• **Task objective**: The records that follow must be repeated verbatim, every one of them.

★ ★ ★ ★

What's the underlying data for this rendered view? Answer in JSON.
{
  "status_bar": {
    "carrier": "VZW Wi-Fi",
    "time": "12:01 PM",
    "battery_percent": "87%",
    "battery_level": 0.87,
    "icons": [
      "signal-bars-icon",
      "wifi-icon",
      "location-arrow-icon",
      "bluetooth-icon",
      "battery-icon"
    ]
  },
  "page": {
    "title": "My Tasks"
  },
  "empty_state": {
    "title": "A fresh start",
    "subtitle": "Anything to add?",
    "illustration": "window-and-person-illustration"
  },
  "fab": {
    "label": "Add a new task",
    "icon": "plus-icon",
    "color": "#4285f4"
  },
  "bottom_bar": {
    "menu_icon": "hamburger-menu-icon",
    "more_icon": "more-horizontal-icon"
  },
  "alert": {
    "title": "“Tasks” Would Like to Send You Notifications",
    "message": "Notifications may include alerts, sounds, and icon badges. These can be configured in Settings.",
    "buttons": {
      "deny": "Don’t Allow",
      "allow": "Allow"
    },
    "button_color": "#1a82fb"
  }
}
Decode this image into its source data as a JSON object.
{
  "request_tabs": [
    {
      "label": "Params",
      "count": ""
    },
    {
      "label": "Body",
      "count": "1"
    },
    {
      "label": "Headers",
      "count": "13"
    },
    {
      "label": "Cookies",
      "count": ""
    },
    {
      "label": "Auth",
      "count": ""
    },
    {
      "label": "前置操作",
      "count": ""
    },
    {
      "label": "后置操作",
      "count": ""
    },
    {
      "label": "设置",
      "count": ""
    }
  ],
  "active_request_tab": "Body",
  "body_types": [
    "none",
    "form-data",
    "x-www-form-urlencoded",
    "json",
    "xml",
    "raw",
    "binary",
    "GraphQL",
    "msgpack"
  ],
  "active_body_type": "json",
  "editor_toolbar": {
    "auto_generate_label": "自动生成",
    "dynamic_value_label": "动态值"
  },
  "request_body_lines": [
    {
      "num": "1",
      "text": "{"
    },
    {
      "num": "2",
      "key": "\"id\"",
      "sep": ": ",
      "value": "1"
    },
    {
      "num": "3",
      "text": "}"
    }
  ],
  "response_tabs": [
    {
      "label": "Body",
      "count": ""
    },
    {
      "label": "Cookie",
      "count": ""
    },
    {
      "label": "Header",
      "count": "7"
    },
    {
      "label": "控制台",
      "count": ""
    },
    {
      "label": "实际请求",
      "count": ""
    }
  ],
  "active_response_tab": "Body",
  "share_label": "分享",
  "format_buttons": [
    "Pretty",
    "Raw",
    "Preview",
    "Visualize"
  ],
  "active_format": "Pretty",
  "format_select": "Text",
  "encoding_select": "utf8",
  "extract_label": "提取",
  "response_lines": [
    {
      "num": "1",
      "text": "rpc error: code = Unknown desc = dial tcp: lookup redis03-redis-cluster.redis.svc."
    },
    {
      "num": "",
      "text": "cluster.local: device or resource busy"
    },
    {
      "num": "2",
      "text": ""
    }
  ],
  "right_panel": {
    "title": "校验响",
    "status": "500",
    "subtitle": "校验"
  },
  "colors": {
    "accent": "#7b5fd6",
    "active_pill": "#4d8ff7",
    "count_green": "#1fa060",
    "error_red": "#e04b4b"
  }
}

★ ★ ★ ★

• **Written reply**:
What's the underlying data for this rendered view? Answer in JSON.
{
  "status_bar": {
    "carrier": "VZW Wi-Fi",
    "time": "12:01 PM",
    "battery_percent": "87%",
    "battery_level": 0.87,
    "icons": [
      "signal-bars-icon",
      "wifi-icon",
      "location-arrow-icon",
      "bluetooth-icon",
      "battery-icon"
    ]
  },
  "page": {
    "title": "My Tasks"
  },
  "empty_state": {
    "title": "A fresh start",
    "subtitle": "Anything to add?",
    "illustration": "window-and-person-illustration"
  },
  "fab": {
    "label": "Add a new task",
    "icon": "plus-icon",
    "color": "#4285f4"
  },
  "bottom_bar": {
    "menu_icon": "hamburger-menu-icon",
    "more_icon": "more-horizontal-icon"
  },
  "alert": {
    "title": "“Tasks” Would Like to Send You Notifications",
    "message": "Notifications may include alerts, sounds, and icon badges. These can be configured in Settings.",
    "buttons": {
      "deny": "Don’t Allow",
      "allow": "Allow"
    },
    "button_color": "#1a82fb"
  }
}
Decode this image into its source data as a JSON object.
{
  "request_tabs": [
    {
      "label": "Params",
      "count": ""
    },
    {
      "label": "Body",
      "count": "1"
    },
    {
      "label": "Headers",
      "count": "13"
    },
    {
      "label": "Cookies",
      "count": ""
    },
    {
      "label": "Auth",
      "count": ""
    },
    {
      "label": "前置操作",
      "count": ""
    },
    {
      "label": "后置操作",
      "count": ""
    },
    {
      "label": "设置",
      "count": ""
    }
  ],
  "active_request_tab": "Body",
  "body_types": [
    "none",
    "form-data",
    "x-www-form-urlencoded",
    "json",
    "xml",
    "raw",
    "binary",
    "GraphQL",
    "msgpack"
  ],
  "active_body_type": "json",
  "editor_toolbar": {
    "auto_generate_label": "自动生成",
    "dynamic_value_label": "动态值"
  },
  "request_body_lines": [
    {
      "num": "1",
      "text": "{"
    },
    {
      "num": "2",
      "key": "\"id\"",
      "sep": ": ",
      "value": "1"
    },
    {
      "num": "3",
      "text": "}"
    }
  ],
  "response_tabs": [
    {
      "label": "Body",
      "count": ""
    },
    {
      "label": "Cookie",
      "count": ""
    },
    {
      "label": "Header",
      "count": "7"
    },
    {
      "label": "控制台",
      "count": ""
    },
    {
      "label": "实际请求",
      "count": ""
    }
  ],
  "active_response_tab": "Body",
  "share_label": "分享",
  "format_buttons": [
    "Pretty",
    "Raw",
    "Preview",
    "Visualize"
  ],
  "active_format": "Pretty",
  "format_select": "Text",
  "encoding_select": "utf8",
  "extract_label": "提取",
  "response_lines": [
    {
      "num": "1",
      "text": "rpc error: code = Unknown desc = dial tcp: lookup redis03-redis-cluster.redis.svc."
    },
    {
      "num": "",
      "text": "cluster.local: device or resource busy"
    },
    {
      "num": "2",
      "text": ""
    }
  ],
  "right_panel": {
    "title": "校验响",
    "status": "500",
    "subtitle": "校验"
  },
  "colors": {
    "accent": "#7b5fd6",
    "active_pill": "#4d8ff7",
    "count_green": "#1fa060",
    "error_red": "#e04b4b"
  }
}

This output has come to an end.